▸ PROBLEM: Print all the records exactly, please.
++++ THE RECORDS
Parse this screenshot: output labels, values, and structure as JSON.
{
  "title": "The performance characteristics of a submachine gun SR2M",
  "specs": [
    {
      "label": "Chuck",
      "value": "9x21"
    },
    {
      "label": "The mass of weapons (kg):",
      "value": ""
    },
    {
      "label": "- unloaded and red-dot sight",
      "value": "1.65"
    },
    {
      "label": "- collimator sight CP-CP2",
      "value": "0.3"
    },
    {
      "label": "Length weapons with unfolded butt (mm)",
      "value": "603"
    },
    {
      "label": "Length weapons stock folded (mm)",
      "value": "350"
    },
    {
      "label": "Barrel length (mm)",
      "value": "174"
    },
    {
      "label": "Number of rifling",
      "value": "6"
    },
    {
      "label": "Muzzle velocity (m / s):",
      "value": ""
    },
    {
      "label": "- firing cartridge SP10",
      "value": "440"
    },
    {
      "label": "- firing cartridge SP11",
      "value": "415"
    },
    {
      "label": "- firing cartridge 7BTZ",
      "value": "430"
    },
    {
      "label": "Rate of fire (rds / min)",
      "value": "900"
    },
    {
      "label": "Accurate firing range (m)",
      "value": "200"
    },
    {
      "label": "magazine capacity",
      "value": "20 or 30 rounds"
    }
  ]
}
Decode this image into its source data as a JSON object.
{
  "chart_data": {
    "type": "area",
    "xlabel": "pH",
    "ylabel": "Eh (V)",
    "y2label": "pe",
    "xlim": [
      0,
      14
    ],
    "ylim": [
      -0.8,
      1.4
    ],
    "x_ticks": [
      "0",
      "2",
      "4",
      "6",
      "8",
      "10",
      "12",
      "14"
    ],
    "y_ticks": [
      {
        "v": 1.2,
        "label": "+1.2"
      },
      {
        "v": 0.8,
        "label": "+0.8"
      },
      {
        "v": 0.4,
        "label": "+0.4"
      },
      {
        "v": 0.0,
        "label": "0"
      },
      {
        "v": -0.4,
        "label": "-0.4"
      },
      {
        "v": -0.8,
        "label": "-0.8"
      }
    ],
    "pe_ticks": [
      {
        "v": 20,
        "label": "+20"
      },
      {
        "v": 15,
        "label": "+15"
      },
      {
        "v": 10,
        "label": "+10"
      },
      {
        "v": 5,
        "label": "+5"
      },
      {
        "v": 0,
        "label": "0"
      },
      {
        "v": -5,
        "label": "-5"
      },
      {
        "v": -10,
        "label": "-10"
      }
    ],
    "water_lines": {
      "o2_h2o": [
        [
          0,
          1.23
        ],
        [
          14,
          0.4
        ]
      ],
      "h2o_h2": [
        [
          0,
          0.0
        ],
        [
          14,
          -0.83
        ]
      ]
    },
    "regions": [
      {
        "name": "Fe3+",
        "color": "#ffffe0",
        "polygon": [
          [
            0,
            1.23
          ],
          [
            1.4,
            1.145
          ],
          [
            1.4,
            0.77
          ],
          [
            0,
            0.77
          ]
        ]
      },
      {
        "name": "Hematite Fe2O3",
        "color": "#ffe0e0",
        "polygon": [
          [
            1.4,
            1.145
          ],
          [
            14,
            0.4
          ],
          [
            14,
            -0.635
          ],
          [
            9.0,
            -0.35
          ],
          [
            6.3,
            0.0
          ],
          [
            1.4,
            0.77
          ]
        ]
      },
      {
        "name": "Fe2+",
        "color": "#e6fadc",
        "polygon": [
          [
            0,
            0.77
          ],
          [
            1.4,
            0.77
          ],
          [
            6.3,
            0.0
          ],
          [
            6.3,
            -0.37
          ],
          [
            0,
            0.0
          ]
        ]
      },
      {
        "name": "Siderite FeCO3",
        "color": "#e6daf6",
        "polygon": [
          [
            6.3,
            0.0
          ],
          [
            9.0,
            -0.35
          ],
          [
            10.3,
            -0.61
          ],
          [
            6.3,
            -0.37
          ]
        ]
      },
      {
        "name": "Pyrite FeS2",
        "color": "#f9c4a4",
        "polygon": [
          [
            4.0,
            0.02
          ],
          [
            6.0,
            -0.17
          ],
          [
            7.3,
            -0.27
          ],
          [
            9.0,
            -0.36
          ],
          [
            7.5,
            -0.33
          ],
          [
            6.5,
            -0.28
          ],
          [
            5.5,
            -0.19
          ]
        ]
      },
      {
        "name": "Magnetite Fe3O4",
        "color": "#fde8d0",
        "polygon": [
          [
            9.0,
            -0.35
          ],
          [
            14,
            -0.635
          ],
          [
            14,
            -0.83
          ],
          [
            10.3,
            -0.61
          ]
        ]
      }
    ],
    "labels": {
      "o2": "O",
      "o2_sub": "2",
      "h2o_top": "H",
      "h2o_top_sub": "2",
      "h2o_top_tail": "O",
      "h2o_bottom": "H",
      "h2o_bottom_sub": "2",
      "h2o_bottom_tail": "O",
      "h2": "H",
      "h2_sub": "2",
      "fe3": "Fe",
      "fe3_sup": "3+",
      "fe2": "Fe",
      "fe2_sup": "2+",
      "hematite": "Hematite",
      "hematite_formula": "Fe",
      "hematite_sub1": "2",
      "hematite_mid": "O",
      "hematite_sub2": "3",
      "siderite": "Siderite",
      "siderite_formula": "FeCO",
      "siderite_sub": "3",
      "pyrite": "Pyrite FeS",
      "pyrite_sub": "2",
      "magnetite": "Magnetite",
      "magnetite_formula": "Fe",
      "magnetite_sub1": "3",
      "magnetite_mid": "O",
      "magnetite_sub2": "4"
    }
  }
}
++++++++
▸ RESPONSE:
Parse this screenshot: output labels, values, and structure as JSON.
{
  "title": "The performance characteristics of a submachine gun SR2M",
  "specs": [
    {
      "label": "Chuck",
      "value": "9x21"
    },
    {
      "label": "The mass of weapons (kg):",
      "value": ""
    },
    {
      "label": "- unloaded and red-dot sight",
      "value": "1.65"
    },
    {
      "label": "- collimator sight CP-CP2",
      "value": "0.3"
    },
    {
      "label": "Length weapons with unfolded butt (mm)",
      "value": "603"
    },
    {
      "label": "Length weapons stock folded (mm)",
      "value": "350"
    },
    {
      "label": "Barrel length (mm)",
      "value": "174"
    },
    {
      "label": "Number of rifling",
      "value": "6"
    },
    {
      "label": "Muzzle velocity (m / s):",
      "value": ""
    },
    {
      "label": "- firing cartridge SP10",
      "value": "440"
    },
    {
      "label": "- firing cartridge SP11",
      "value": "415"
    },
    {
      "label": "- firing cartridge 7BTZ",
      "value": "430"
    },
    {
      "label": "Rate of fire (rds / min)",
      "value": "900"
    },
    {
      "label": "Accurate firing range (m)",
      "value": "200"
    },
    {
      "label": "magazine capacity",
      "value": "20 or 30 rounds"
    }
  ]
}
Decode this image into its source data as a JSON object.
{
  "chart_data": {
    "type": "area",
    "xlabel": "pH",
    "ylabel": "Eh (V)",
    "y2label": "pe",
    "xlim": [
      0,
      14
    ],
    "ylim": [
      -0.8,
      1.4
    ],
    "x_ticks": [
      "0",
      "2",
      "4",
      "6",
      "8",
      "10",
      "12",
      "14"
    ],
    "y_ticks": [
      {
        "v": 1.2,
        "label": "+1.2"
      },
      {
        "v": 0.8,
        "label": "+0.8"
      },
      {
        "v": 0.4,
        "label": "+0.4"
      },
      {
        "v": 0.0,
        "label": "0"
      },
      {
        "v": -0.4,
        "label": "-0.4"
      },
      {
        "v": -0.8,
        "label": "-0.8"
      }
    ],
    "pe_ticks": [
      {
        "v": 20,
        "label": "+20"
      },
      {
        "v": 15,
        "label": "+15"
      },
      {
        "v": 10,
        "label": "+10"
      },
      {
        "v": 5,
        "label": "+5"
      },
      {
        "v": 0,
        "label": "0"
      },
      {
        "v": -5,
        "label": "-5"
      },
      {
        "v": -10,
        "label": "-10"
      }
    ],
    "water_lines": {
      "o2_h2o": [
        [
          0,
          1.23
        ],
        [
          14,
          0.4
        ]
      ],
      "h2o_h2": [
        [
          0,
          0.0
        ],
        [
          14,
          -0.83
        ]
      ]
    },
    "regions": [
      {
        "name": "Fe3+",
        "color": "#ffffe0",
        "polygon": [
          [
            0,
            1.23
          ],
          [
            1.4,
            1.145
          ],
          [
            1.4,
            0.77
          ],
          [
            0,
            0.77
          ]
        ]
      },
      {
        "name": "Hematite Fe2O3",
        "color": "#ffe0e0",
        "polygon": [
          [
            1.4,
            1.145
          ],
          [
            14,
            0.4
          ],
          [
            14,
            -0.635
          ],
          [
            9.0,
            -0.35
          ],
          [
            6.3,
            0.0
          ],
          [
            1.4,
            0.77
          ]
        ]
      },
      {
        "name": "Fe2+",
        "color": "#e6fadc",
        "polygon": [
          [
            0,
            0.77
          ],
          [
            1.4,
            0.77
          ],
          [
            6.3,
            0.0
          ],
          [
            6.3,
            -0.37
          ],
          [
            0,
            0.0
          ]
        ]
      },
      {
        "name": "Siderite FeCO3",
        "color": "#e6daf6",
        "polygon": [
          [
            6.3,
            0.0
          ],
          [
            9.0,
            -0.35
          ],
          [
            10.3,
            -0.61
          ],
          [
            6.3,
            -0.37
          ]
        ]
      },
      {
        "name": "Pyrite FeS2",
        "color": "#f9c4a4",
        "polygon": [
          [
            4.0,
            0.02
          ],
          [
            6.0,
            -0.17
          ],
          [
            7.3,
            -0.27
          ],
          [
            9.0,
            -0.36
          ],
          [
            7.5,
            -0.33
          ],
          [
            6.5,
            -0.28
          ],
          [
            5.5,
            -0.19
          ]
        ]
      },
      {
        "name": "Magnetite Fe3O4",
        "color": "#fde8d0",
        "polygon": [
          [
            9.0,
            -0.35
          ],
          [
            14,
            -0.635
          ],
          [
            14,
            -0.83
          ],
          [
            10.3,
            -0.61
          ]
        ]
      }
    ],
    "labels": {
      "o2": "O",
      "o2_sub": "2",
      "h2o_top": "H",
      "h2o_top_sub": "2",
      "h2o_top_tail": "O",
      "h2o_bottom": "H",
      "h2o_bottom_sub": "2",
      "h2o_bottom_tail": "O",
      "h2": "H",
      "h2_sub": "2",
      "fe3": "Fe",
      "fe3_sup": "3+",
      "fe2": "Fe",
      "fe2_sup": "2+",
      "hematite": "Hematite",
      "hematite_formula": "Fe",
      "hematite_sub1": "2",
      "hematite_mid": "O",
      "hematite_sub2": "3",
      "siderite": "Siderite",
      "siderite_formula": "FeCO",
      "siderite_sub": "3",
      "pyrite": "Pyrite FeS",
      "pyrite_sub": "2",
      "magnetite": "Magnetite",
      "magnetite_formula": "Fe",
      "magnetite_sub1": "3",
      "magnetite_mid": "O",
      "magnetite_sub2": "4"
    }
  }
}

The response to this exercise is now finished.